##### Data provided

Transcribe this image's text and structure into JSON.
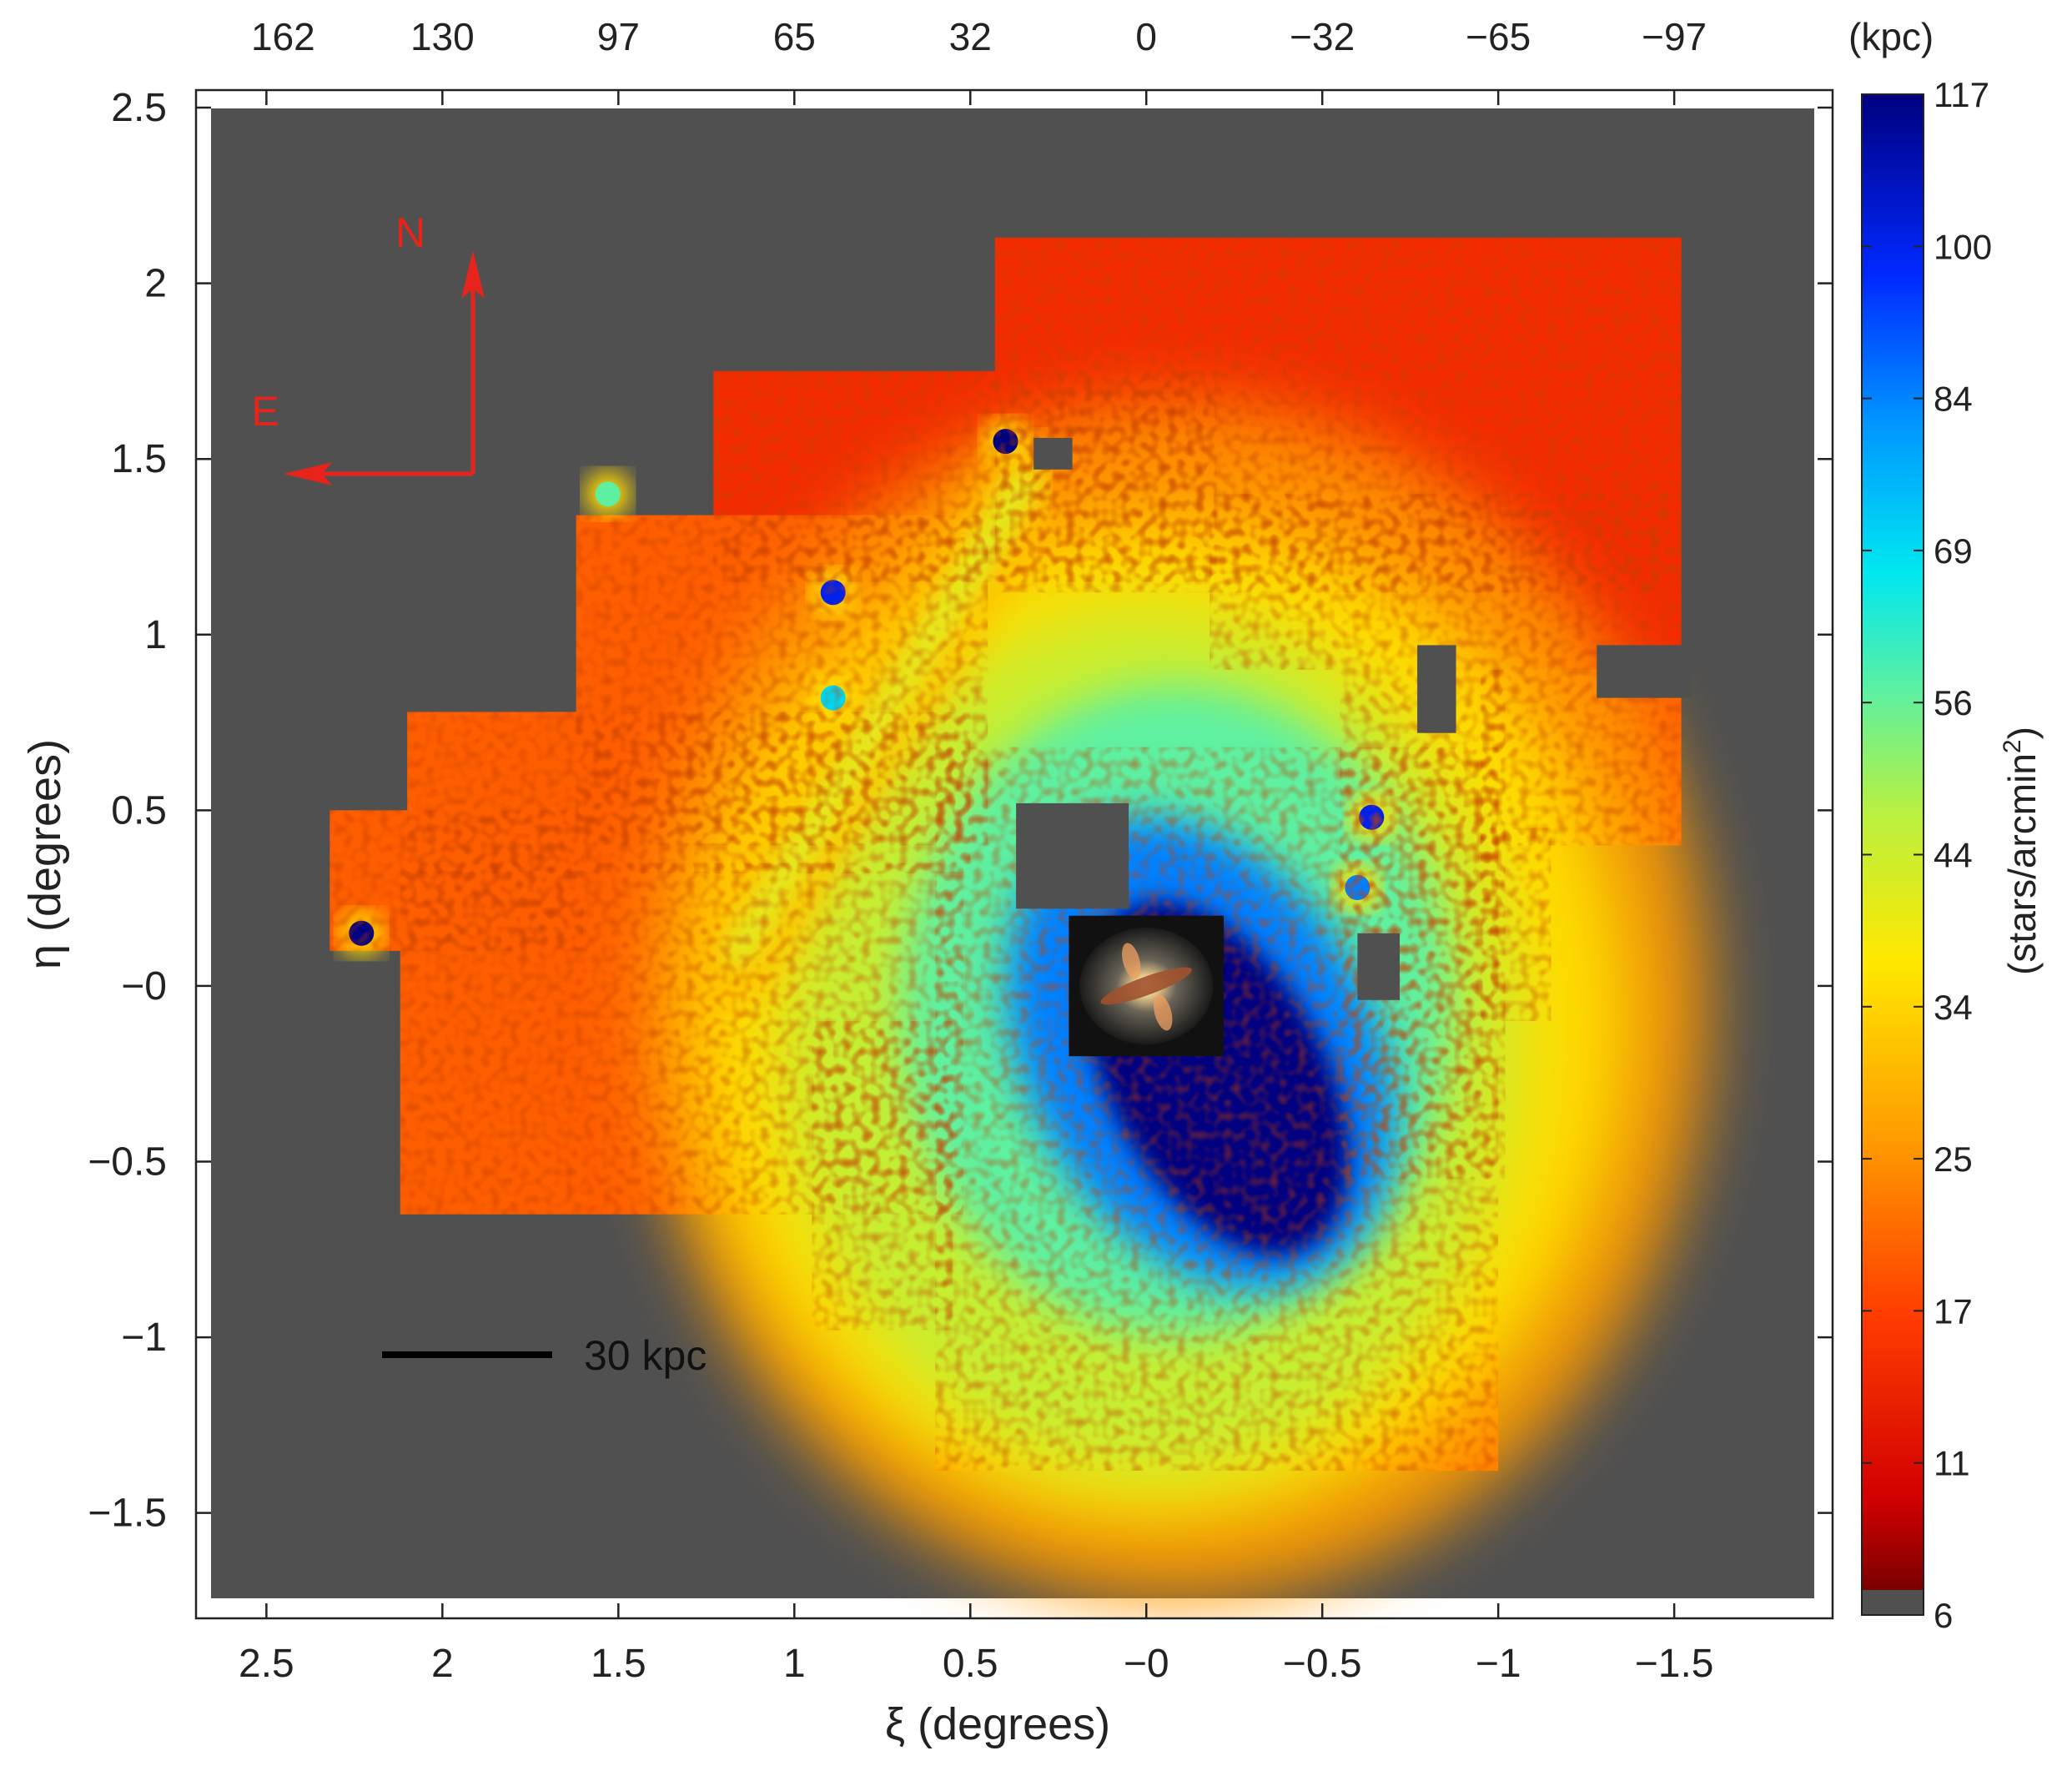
{
  "chart_data": {
    "type": "heatmap",
    "title": "",
    "xlabel": "ξ (degrees)",
    "ylabel": "η (degrees)",
    "xlim": [
      2.7,
      -1.95
    ],
    "ylim": [
      -1.8,
      2.55
    ],
    "x_ticks": [
      2.5,
      2,
      1.5,
      1,
      0.5,
      0,
      -0.5,
      -1,
      -1.5
    ],
    "x_tick_labels": [
      "2.5",
      "2",
      "1.5",
      "1",
      "0.5",
      "−0",
      "−0.5",
      "−1",
      "−1.5"
    ],
    "y_ticks": [
      2.5,
      2,
      1.5,
      1,
      0.5,
      0,
      -0.5,
      -1,
      -1.5
    ],
    "y_tick_labels": [
      "2.5",
      "2",
      "1.5",
      "1",
      "0.5",
      "−0",
      "−0.5",
      "−1",
      "−1.5"
    ],
    "top_axis": {
      "unit_label": "(kpc)",
      "ticks": [
        2.5,
        2,
        1.5,
        1,
        0.5,
        0,
        -0.5,
        -1,
        -1.5
      ],
      "tick_labels": [
        "162",
        "130",
        "97",
        "65",
        "32",
        "0",
        "−32",
        "−65",
        "−97"
      ]
    },
    "colorbar": {
      "label": "(stars/arcmin²)",
      "label_main": "(stars/arcmin",
      "label_sup": "2",
      "label_end": ")",
      "min": 6,
      "max": 117,
      "tick_values": [
        6,
        11,
        17,
        25,
        34,
        44,
        56,
        69,
        84,
        100,
        117
      ],
      "tick_labels": [
        "6",
        "11",
        "17",
        "25",
        "34",
        "44",
        "56",
        "69",
        "84",
        "100",
        "117"
      ]
    },
    "background_color": "#505050",
    "annotations": {
      "north": "N",
      "east": "E",
      "scale_bar": "30 kpc",
      "scale_bar_length_kpc": 30,
      "compass_color": "#e8231c"
    },
    "footprint_fields": [
      {
        "xi": [
          1.23,
          -0.2
        ],
        "eta": [
          1.75,
          1.15
        ]
      },
      {
        "xi": [
          0.43,
          -1.52
        ],
        "eta": [
          2.13,
          1.12
        ]
      },
      {
        "xi": [
          -0.18,
          -1.52
        ],
        "eta": [
          1.4,
          0.9
        ]
      },
      {
        "xi": [
          1.62,
          0.45
        ],
        "eta": [
          1.34,
          0.4
        ]
      },
      {
        "xi": [
          2.1,
          0.5
        ],
        "eta": [
          0.78,
          0.32
        ]
      },
      {
        "xi": [
          2.32,
          1.6
        ],
        "eta": [
          0.5,
          0.1
        ]
      },
      {
        "xi": [
          2.12,
          0.52
        ],
        "eta": [
          0.35,
          -0.65
        ]
      },
      {
        "xi": [
          0.95,
          0.55
        ],
        "eta": [
          -0.1,
          -0.98
        ]
      },
      {
        "xi": [
          0.6,
          -1.0
        ],
        "eta": [
          0.68,
          -1.38
        ]
      },
      {
        "xi": [
          -0.55,
          -1.02
        ],
        "eta": [
          0.9,
          -0.55
        ]
      },
      {
        "xi": [
          -0.95,
          -1.52
        ],
        "eta": [
          0.9,
          0.4
        ]
      },
      {
        "xi": [
          -0.95,
          -1.15
        ],
        "eta": [
          0.45,
          -0.1
        ]
      }
    ],
    "footprint_gaps": [
      {
        "xi": [
          0.37,
          0.05
        ],
        "eta": [
          0.52,
          0.22
        ]
      },
      {
        "xi": [
          -0.77,
          -0.88
        ],
        "eta": [
          0.97,
          0.72
        ]
      },
      {
        "xi": [
          -1.28,
          -1.55
        ],
        "eta": [
          0.97,
          0.82
        ]
      },
      {
        "xi": [
          -0.6,
          -0.72
        ],
        "eta": [
          0.15,
          -0.04
        ]
      },
      {
        "xi": [
          0.32,
          0.21
        ],
        "eta": [
          1.56,
          1.47
        ]
      }
    ],
    "density_features": [
      {
        "feature": "halo core",
        "xi": -0.06,
        "eta": -0.12,
        "peak_density": 117
      },
      {
        "feature": "northern stream",
        "xi_range": [
          1.18,
          0.35
        ],
        "eta_range": [
          0.05,
          1.45
        ],
        "peak_density": 40
      },
      {
        "feature": "dwarf galaxy",
        "xi": 0.4,
        "eta": 1.55,
        "peak_density": 117
      },
      {
        "feature": "dwarf galaxy",
        "xi": 0.89,
        "eta": 1.12,
        "peak_density": 100
      },
      {
        "feature": "dwarf galaxy",
        "xi": 0.89,
        "eta": 0.82,
        "peak_density": 69
      },
      {
        "feature": "dwarf galaxy",
        "xi": 2.23,
        "eta": 0.15,
        "peak_density": 117
      },
      {
        "feature": "dwarf galaxy",
        "xi": -0.64,
        "eta": 0.48,
        "peak_density": 100
      },
      {
        "feature": "dwarf galaxy",
        "xi": -0.6,
        "eta": 0.28,
        "peak_density": 84
      },
      {
        "feature": "dwarf galaxy",
        "xi": 1.53,
        "eta": 1.4,
        "peak_density": 56
      }
    ],
    "inset_image": {
      "description_icon": "galaxy-photo-icon",
      "xi": [
        0.22,
        -0.22
      ],
      "eta": [
        0.2,
        -0.2
      ]
    }
  }
}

##########

What this task involves
Using the material above, retype each entry exactly and omit the pictures.

Written response
Transcribe this image's text and structure into JSON.
{
  "chart_data": {
    "type": "heatmap",
    "title": "",
    "xlabel": "ξ (degrees)",
    "ylabel": "η (degrees)",
    "xlim": [
      2.7,
      -1.95
    ],
    "ylim": [
      -1.8,
      2.55
    ],
    "x_ticks": [
      2.5,
      2,
      1.5,
      1,
      0.5,
      0,
      -0.5,
      -1,
      -1.5
    ],
    "x_tick_labels": [
      "2.5",
      "2",
      "1.5",
      "1",
      "0.5",
      "−0",
      "−0.5",
      "−1",
      "−1.5"
    ],
    "y_ticks": [
      2.5,
      2,
      1.5,
      1,
      0.5,
      0,
      -0.5,
      -1,
      -1.5
    ],
    "y_tick_labels": [
      "2.5",
      "2",
      "1.5",
      "1",
      "0.5",
      "−0",
      "−0.5",
      "−1",
      "−1.5"
    ],
    "top_axis": {
      "unit_label": "(kpc)",
      "ticks": [
        2.5,
        2,
        1.5,
        1,
        0.5,
        0,
        -0.5,
        -1,
        -1.5
      ],
      "tick_labels": [
        "162",
        "130",
        "97",
        "65",
        "32",
        "0",
        "−32",
        "−65",
        "−97"
      ]
    },
    "colorbar": {
      "label": "(stars/arcmin²)",
      "label_main": "(stars/arcmin",
      "label_sup": "2",
      "label_end": ")",
      "min": 6,
      "max": 117,
      "tick_values": [
        6,
        11,
        17,
        25,
        34,
        44,
        56,
        69,
        84,
        100,
        117
      ],
      "tick_labels": [
        "6",
        "11",
        "17",
        "25",
        "34",
        "44",
        "56",
        "69",
        "84",
        "100",
        "117"
      ]
    },
    "background_color": "#505050",
    "annotations": {
      "north": "N",
      "east": "E",
      "scale_bar": "30 kpc",
      "scale_bar_length_kpc": 30,
      "compass_color": "#e8231c"
    },
    "footprint_fields": [
      {
        "xi": [
          1.23,
          -0.2
        ],
        "eta": [
          1.75,
          1.15
        ]
      },
      {
        "xi": [
          0.43,
          -1.52
        ],
        "eta": [
          2.13,
          1.12
        ]
      },
      {
        "xi": [
          -0.18,
          -1.52
        ],
        "eta": [
          1.4,
          0.9
        ]
      },
      {
        "xi": [
          1.62,
          0.45
        ],
        "eta": [
          1.34,
          0.4
        ]
      },
      {
        "xi": [
          2.1,
          0.5
        ],
        "eta": [
          0.78,
          0.32
        ]
      },
      {
        "xi": [
          2.32,
          1.6
        ],
        "eta": [
          0.5,
          0.1
        ]
      },
      {
        "xi": [
          2.12,
          0.52
        ],
        "eta": [
          0.35,
          -0.65
        ]
      },
      {
        "xi": [
          0.95,
          0.55
        ],
        "eta": [
          -0.1,
          -0.98
        ]
      },
      {
        "xi": [
          0.6,
          -1.0
        ],
        "eta": [
          0.68,
          -1.38
        ]
      },
      {
        "xi": [
          -0.55,
          -1.02
        ],
        "eta": [
          0.9,
          -0.55
        ]
      },
      {
        "xi": [
          -0.95,
          -1.52
        ],
        "eta": [
          0.9,
          0.4
        ]
      },
      {
        "xi": [
          -0.95,
          -1.15
        ],
        "eta": [
          0.45,
          -0.1
        ]
      }
    ],
    "footprint_gaps": [
      {
        "xi": [
          0.37,
          0.05
        ],
        "eta": [
          0.52,
          0.22
        ]
      },
      {
        "xi": [
          -0.77,
          -0.88
        ],
        "eta": [
          0.97,
          0.72
        ]
      },
      {
        "xi": [
          -1.28,
          -1.55
        ],
        "eta": [
          0.97,
          0.82
        ]
      },
      {
        "xi": [
          -0.6,
          -0.72
        ],
        "eta": [
          0.15,
          -0.04
        ]
      },
      {
        "xi": [
          0.32,
          0.21
        ],
        "eta": [
          1.56,
          1.47
        ]
      }
    ],
    "density_features": [
      {
        "feature": "halo core",
        "xi": -0.06,
        "eta": -0.12,
        "peak_density": 117
      },
      {
        "feature": "northern stream",
        "xi_range": [
          1.18,
          0.35
        ],
        "eta_range": [
          0.05,
          1.45
        ],
        "peak_density": 40
      },
      {
        "feature": "dwarf galaxy",
        "xi": 0.4,
        "eta": 1.55,
        "peak_density": 117
      },
      {
        "feature": "dwarf galaxy",
        "xi": 0.89,
        "eta": 1.12,
        "peak_density": 100
      },
      {
        "feature": "dwarf galaxy",
        "xi": 0.89,
        "eta": 0.82,
        "peak_density": 69
      },
      {
        "feature": "dwarf galaxy",
        "xi": 2.23,
        "eta": 0.15,
        "peak_density": 117
      },
      {
        "feature": "dwarf galaxy",
        "xi": -0.64,
        "eta": 0.48,
        "peak_density": 100
      },
      {
        "feature": "dwarf galaxy",
        "xi": -0.6,
        "eta": 0.28,
        "peak_density": 84
      },
      {
        "feature": "dwarf galaxy",
        "xi": 1.53,
        "eta": 1.4,
        "peak_density": 56
      }
    ],
    "inset_image": {
      "description_icon": "galaxy-photo-icon",
      "xi": [
        0.22,
        -0.22
      ],
      "eta": [
        0.2,
        -0.2
      ]
    }
  }
}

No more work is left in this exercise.